### Available records
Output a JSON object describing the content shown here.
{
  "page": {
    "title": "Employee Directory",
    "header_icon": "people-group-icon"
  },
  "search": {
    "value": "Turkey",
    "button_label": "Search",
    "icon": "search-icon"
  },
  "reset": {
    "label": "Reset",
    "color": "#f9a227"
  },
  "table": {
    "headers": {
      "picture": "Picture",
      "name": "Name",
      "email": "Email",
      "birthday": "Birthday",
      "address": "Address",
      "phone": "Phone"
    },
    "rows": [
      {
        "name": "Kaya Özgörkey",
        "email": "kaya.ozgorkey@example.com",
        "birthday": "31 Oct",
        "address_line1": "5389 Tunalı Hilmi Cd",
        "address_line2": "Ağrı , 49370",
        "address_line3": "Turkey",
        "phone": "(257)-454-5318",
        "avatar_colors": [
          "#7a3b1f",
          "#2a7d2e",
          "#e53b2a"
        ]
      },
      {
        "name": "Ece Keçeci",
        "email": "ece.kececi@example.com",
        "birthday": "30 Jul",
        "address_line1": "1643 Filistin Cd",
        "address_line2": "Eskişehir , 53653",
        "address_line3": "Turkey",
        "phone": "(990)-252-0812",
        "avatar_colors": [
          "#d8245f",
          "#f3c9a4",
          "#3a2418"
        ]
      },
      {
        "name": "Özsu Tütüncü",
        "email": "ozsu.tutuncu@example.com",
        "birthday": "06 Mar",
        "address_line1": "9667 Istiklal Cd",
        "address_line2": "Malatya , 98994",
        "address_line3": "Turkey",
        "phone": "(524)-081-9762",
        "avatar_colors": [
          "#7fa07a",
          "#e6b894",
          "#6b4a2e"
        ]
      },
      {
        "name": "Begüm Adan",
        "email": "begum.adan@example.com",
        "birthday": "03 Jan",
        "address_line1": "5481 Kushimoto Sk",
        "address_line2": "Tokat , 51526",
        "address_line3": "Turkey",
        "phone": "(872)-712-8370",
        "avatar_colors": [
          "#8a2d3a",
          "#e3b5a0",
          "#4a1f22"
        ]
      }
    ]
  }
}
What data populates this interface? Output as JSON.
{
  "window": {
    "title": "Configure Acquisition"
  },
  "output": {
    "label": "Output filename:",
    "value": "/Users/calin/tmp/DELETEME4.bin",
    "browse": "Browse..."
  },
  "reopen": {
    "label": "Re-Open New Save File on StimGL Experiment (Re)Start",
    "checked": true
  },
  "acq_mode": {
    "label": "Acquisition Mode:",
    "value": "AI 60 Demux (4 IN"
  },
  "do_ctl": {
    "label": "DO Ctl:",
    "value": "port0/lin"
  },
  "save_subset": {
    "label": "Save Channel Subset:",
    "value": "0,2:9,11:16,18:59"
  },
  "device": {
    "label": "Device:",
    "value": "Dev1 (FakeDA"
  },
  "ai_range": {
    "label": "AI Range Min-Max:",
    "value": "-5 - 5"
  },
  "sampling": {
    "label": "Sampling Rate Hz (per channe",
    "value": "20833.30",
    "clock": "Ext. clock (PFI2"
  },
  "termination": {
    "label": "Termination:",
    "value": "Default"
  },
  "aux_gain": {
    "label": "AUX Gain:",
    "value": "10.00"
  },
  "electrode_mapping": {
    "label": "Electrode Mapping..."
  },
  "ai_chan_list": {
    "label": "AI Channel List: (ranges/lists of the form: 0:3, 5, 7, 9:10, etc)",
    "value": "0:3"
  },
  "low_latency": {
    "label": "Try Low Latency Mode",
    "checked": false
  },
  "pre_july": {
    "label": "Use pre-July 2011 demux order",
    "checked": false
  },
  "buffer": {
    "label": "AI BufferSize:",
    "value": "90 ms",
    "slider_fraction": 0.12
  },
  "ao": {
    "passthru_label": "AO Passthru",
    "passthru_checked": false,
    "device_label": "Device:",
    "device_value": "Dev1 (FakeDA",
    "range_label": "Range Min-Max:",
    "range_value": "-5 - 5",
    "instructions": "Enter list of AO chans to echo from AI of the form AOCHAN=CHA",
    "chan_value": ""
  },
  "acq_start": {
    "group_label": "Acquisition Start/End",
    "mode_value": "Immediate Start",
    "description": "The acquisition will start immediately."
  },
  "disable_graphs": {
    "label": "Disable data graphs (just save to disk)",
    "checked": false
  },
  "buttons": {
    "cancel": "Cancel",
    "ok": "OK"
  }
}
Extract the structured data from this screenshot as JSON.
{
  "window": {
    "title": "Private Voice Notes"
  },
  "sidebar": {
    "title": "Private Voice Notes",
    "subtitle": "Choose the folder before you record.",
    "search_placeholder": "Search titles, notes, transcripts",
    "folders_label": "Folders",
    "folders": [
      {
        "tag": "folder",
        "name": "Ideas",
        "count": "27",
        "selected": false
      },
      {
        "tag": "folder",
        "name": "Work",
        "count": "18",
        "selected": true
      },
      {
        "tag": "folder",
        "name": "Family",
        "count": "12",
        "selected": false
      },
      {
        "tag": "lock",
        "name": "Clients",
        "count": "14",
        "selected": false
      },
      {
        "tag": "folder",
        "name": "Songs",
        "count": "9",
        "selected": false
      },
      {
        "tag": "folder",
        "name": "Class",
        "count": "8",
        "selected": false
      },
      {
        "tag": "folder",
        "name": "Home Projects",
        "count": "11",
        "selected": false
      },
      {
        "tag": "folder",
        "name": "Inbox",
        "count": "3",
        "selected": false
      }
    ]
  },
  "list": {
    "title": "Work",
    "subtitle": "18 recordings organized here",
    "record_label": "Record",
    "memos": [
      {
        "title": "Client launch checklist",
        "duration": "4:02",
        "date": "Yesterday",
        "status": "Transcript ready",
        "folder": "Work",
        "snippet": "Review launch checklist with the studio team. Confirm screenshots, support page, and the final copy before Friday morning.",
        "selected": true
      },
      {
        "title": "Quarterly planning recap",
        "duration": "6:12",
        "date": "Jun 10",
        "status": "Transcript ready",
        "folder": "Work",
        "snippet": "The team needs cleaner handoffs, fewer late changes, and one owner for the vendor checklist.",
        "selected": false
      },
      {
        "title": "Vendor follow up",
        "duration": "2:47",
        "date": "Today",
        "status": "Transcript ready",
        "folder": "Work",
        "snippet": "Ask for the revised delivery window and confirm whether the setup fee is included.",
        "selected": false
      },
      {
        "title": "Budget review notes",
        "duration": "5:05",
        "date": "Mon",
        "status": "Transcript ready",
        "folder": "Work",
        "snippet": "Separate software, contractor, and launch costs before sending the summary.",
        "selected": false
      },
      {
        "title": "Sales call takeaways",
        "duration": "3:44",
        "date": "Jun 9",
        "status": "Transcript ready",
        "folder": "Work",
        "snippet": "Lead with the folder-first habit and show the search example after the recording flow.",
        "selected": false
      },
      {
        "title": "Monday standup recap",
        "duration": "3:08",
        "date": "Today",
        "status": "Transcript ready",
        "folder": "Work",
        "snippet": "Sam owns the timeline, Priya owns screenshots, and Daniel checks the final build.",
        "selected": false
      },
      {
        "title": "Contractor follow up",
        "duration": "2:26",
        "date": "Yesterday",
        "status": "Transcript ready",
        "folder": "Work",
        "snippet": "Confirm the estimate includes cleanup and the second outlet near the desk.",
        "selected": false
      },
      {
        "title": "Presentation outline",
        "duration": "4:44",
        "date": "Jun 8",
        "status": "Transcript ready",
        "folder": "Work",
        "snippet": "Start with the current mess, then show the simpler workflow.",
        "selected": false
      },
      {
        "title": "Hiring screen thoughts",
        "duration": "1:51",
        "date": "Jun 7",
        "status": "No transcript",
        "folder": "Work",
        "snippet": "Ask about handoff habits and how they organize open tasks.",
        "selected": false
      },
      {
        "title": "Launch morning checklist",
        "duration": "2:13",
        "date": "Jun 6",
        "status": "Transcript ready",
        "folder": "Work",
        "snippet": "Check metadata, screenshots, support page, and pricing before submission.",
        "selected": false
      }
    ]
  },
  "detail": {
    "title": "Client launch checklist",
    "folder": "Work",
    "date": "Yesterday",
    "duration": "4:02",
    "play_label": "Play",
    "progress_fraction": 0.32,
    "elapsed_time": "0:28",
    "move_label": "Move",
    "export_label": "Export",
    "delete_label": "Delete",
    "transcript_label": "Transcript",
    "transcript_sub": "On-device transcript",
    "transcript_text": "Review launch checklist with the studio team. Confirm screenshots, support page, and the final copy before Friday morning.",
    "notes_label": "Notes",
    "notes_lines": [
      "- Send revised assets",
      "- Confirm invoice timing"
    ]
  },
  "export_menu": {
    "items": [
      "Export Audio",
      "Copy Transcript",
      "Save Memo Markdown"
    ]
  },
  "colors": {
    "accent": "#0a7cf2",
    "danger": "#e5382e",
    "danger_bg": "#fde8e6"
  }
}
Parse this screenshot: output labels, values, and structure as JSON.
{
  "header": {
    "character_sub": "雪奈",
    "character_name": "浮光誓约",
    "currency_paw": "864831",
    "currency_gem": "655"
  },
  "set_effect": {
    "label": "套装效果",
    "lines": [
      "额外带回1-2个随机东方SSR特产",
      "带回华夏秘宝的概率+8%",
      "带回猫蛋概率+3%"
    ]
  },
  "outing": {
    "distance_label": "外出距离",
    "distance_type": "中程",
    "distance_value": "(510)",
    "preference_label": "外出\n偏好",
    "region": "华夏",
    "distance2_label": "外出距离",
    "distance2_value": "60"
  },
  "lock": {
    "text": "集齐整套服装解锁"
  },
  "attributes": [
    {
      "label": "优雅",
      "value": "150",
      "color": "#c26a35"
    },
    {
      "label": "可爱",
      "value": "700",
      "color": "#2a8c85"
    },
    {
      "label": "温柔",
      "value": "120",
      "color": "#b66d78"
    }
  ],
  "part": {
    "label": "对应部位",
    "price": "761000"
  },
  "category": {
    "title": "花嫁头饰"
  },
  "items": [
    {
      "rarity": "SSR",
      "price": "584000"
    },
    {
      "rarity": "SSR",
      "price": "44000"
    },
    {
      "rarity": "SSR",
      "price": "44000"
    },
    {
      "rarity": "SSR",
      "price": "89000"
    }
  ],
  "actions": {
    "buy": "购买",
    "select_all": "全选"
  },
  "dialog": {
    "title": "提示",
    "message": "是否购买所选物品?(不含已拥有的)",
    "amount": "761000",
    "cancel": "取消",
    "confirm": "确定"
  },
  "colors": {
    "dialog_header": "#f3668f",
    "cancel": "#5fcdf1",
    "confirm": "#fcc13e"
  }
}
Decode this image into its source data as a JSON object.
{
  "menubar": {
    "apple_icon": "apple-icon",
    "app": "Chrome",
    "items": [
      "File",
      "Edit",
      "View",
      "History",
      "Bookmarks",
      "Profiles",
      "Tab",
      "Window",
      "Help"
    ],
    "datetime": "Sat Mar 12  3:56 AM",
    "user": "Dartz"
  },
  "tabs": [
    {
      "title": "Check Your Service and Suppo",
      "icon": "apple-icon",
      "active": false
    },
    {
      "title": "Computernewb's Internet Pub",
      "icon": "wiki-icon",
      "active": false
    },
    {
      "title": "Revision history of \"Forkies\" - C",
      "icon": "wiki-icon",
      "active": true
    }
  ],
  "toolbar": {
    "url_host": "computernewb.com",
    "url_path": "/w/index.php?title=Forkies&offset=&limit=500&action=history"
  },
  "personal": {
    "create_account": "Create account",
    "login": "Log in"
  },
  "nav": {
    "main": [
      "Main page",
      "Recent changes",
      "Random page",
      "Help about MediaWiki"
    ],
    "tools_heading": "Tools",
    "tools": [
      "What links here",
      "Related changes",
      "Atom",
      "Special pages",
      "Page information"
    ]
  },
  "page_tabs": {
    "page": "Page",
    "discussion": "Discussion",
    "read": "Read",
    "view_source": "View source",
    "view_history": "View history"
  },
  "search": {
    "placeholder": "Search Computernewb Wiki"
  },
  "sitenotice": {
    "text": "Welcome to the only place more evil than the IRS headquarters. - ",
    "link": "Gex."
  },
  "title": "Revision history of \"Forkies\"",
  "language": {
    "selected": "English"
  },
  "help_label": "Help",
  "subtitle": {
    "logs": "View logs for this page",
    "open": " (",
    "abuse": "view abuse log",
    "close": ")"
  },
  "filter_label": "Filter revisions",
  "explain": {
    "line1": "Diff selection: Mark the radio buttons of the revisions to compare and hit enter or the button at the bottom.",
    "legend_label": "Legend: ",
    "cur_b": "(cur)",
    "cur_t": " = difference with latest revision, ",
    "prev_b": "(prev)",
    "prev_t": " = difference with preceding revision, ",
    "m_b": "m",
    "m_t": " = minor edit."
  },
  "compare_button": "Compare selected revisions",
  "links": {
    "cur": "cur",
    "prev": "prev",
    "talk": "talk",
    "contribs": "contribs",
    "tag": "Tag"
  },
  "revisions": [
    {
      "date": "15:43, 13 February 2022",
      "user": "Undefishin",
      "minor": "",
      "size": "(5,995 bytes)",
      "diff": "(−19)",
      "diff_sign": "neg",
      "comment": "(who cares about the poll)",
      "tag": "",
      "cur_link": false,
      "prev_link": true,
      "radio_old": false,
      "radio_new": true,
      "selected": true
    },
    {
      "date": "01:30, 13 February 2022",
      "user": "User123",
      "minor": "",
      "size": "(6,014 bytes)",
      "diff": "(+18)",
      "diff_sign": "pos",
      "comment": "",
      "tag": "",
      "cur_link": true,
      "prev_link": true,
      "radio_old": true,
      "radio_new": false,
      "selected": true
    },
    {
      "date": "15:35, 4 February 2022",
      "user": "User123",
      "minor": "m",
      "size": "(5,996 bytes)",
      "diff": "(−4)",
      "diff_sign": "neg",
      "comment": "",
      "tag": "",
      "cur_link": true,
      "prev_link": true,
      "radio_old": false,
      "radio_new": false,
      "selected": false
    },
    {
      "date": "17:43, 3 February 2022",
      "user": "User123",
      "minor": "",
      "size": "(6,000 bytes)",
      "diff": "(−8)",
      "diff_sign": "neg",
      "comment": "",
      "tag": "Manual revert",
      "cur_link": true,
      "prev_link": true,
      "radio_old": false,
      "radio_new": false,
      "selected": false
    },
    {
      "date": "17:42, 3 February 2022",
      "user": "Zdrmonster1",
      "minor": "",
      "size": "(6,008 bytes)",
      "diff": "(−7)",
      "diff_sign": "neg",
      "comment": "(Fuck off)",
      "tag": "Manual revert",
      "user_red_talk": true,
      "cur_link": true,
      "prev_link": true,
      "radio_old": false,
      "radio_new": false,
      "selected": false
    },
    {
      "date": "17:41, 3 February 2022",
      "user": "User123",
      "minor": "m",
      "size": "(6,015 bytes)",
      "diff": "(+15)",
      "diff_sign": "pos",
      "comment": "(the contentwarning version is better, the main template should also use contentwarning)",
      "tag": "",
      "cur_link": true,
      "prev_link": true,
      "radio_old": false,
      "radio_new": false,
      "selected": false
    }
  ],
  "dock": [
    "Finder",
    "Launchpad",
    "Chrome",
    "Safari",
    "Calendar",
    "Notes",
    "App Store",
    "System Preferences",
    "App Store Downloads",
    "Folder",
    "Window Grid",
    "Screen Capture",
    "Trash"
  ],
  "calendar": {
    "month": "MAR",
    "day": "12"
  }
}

### Exercise directions
Using the listing, copy every line where the word "from" shows up.

### Output
    "instructions": "Enter list of AO chans to echo from AI of the form AOCHAN=CHA",
Extract the structured data from this screenshot as JSON.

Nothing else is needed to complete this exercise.